DESCRIPTION OF THE TASK:
Print every entry, word for word, and skip the images.

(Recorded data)
<<<<

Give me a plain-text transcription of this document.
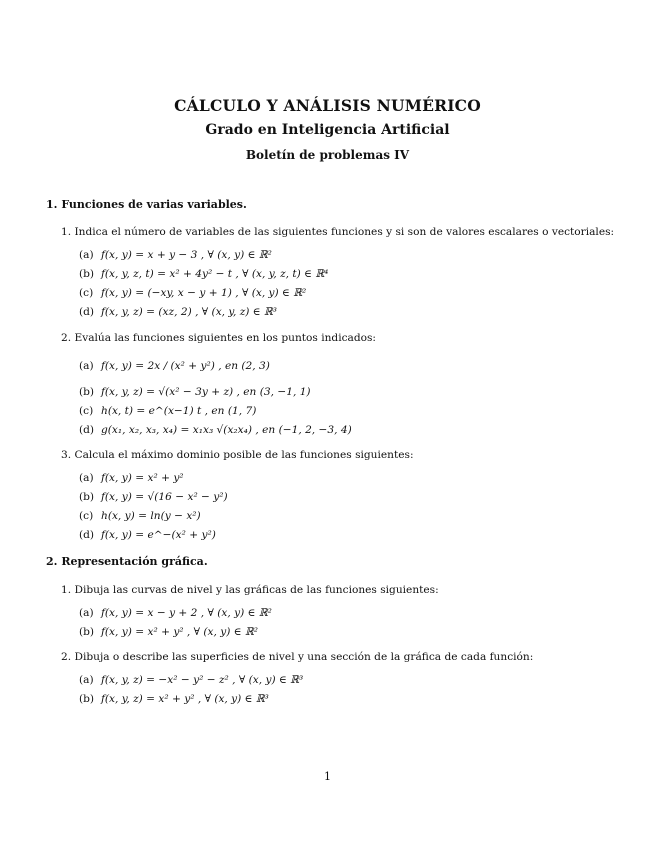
CÁLCULO Y ANÁLISIS NUMÉRICO
Grado en Inteligencia Artificial
Boletín de problemas IV
1. Funciones de varias variables.
1. Indica el número de variables de las siguientes funciones y si son de valores escalares o vectoriales:
(a) f(x, y) = x + y − 3 , ∀ (x, y) ∈ ℝ²
(b) f(x, y, z, t) = x² + 4y² − t , ∀ (x, y, z, t) ∈ ℝ⁴
(c) f(x, y) = (−xy, x − y + 1) , ∀ (x, y) ∈ ℝ²
(d) f(x, y, z) = (xz, 2) , ∀ (x, y, z) ∈ ℝ³
2. Evalúa las funciones siguientes en los puntos indicados:
(a) f(x, y) = 2x / (x² + y²) , en (2, 3)
(b) f(x, y, z) = √(x² − 3y + z) , en (3, −1, 1)
(c) h(x, t) = e^(x−1) t , en (1, 7)
(d) g(x₁, x₂, x₃, x₄) = x₁x₃ √(x₂x₄) , en (−1, 2, −3, 4)
3. Calcula el máximo dominio posible de las funciones siguientes:
(a) f(x, y) = x² + y²
(b) f(x, y) = √(16 − x² − y²)
(c) h(x, y) = ln(y − x²)
(d) f(x, y) = e^−(x² + y²)
2. Representación gráfica.
1. Dibuja las curvas de nivel y las gráficas de las funciones siguientes:
(a) f(x, y) = x − y + 2 , ∀ (x, y) ∈ ℝ²
(b) f(x, y) = x² + y² , ∀ (x, y) ∈ ℝ²
2. Dibuja o describe las superficies de nivel y una sección de la gráfica de cada función:
(a) f(x, y, z) = −x² − y² − z² , ∀ (x, y) ∈ ℝ³
(b) f(x, y, z) = x² + y² , ∀ (x, y) ∈ ℝ³
1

>>>>

PROBLEM SOLUTION:
Give me a plain-text transcription of this document.
CÁLCULO Y ANÁLISIS NUMÉRICO
Grado en Inteligencia Artificial
Boletín de problemas IV
1. Funciones de varias variables.
1. Indica el número de variables de las siguientes funciones y si son de valores escalares o vectoriales:
(a) f(x, y) = x + y − 3 , ∀ (x, y) ∈ ℝ²
(b) f(x, y, z, t) = x² + 4y² − t , ∀ (x, y, z, t) ∈ ℝ⁴
(c) f(x, y) = (−xy, x − y + 1) , ∀ (x, y) ∈ ℝ²
(d) f(x, y, z) = (xz, 2) , ∀ (x, y, z) ∈ ℝ³
2. Evalúa las funciones siguientes en los puntos indicados:
(a) f(x, y) = 2x / (x² + y²) , en (2, 3)
(b) f(x, y, z) = √(x² − 3y + z) , en (3, −1, 1)
(c) h(x, t) = e^(x−1) t , en (1, 7)
(d) g(x₁, x₂, x₃, x₄) = x₁x₃ √(x₂x₄) , en (−1, 2, −3, 4)
3. Calcula el máximo dominio posible de las funciones siguientes:
(a) f(x, y) = x² + y²
(b) f(x, y) = √(16 − x² − y²)
(c) h(x, y) = ln(y − x²)
(d) f(x, y) = e^−(x² + y²)
2. Representación gráfica.
1. Dibuja las curvas de nivel y las gráficas de las funciones siguientes:
(a) f(x, y) = x − y + 2 , ∀ (x, y) ∈ ℝ²
(b) f(x, y) = x² + y² , ∀ (x, y) ∈ ℝ²
2. Dibuja o describe las superficies de nivel y una sección de la gráfica de cada función:
(a) f(x, y, z) = −x² − y² − z² , ∀ (x, y) ∈ ℝ³
(b) f(x, y, z) = x² + y² , ∀ (x, y) ∈ ℝ³
1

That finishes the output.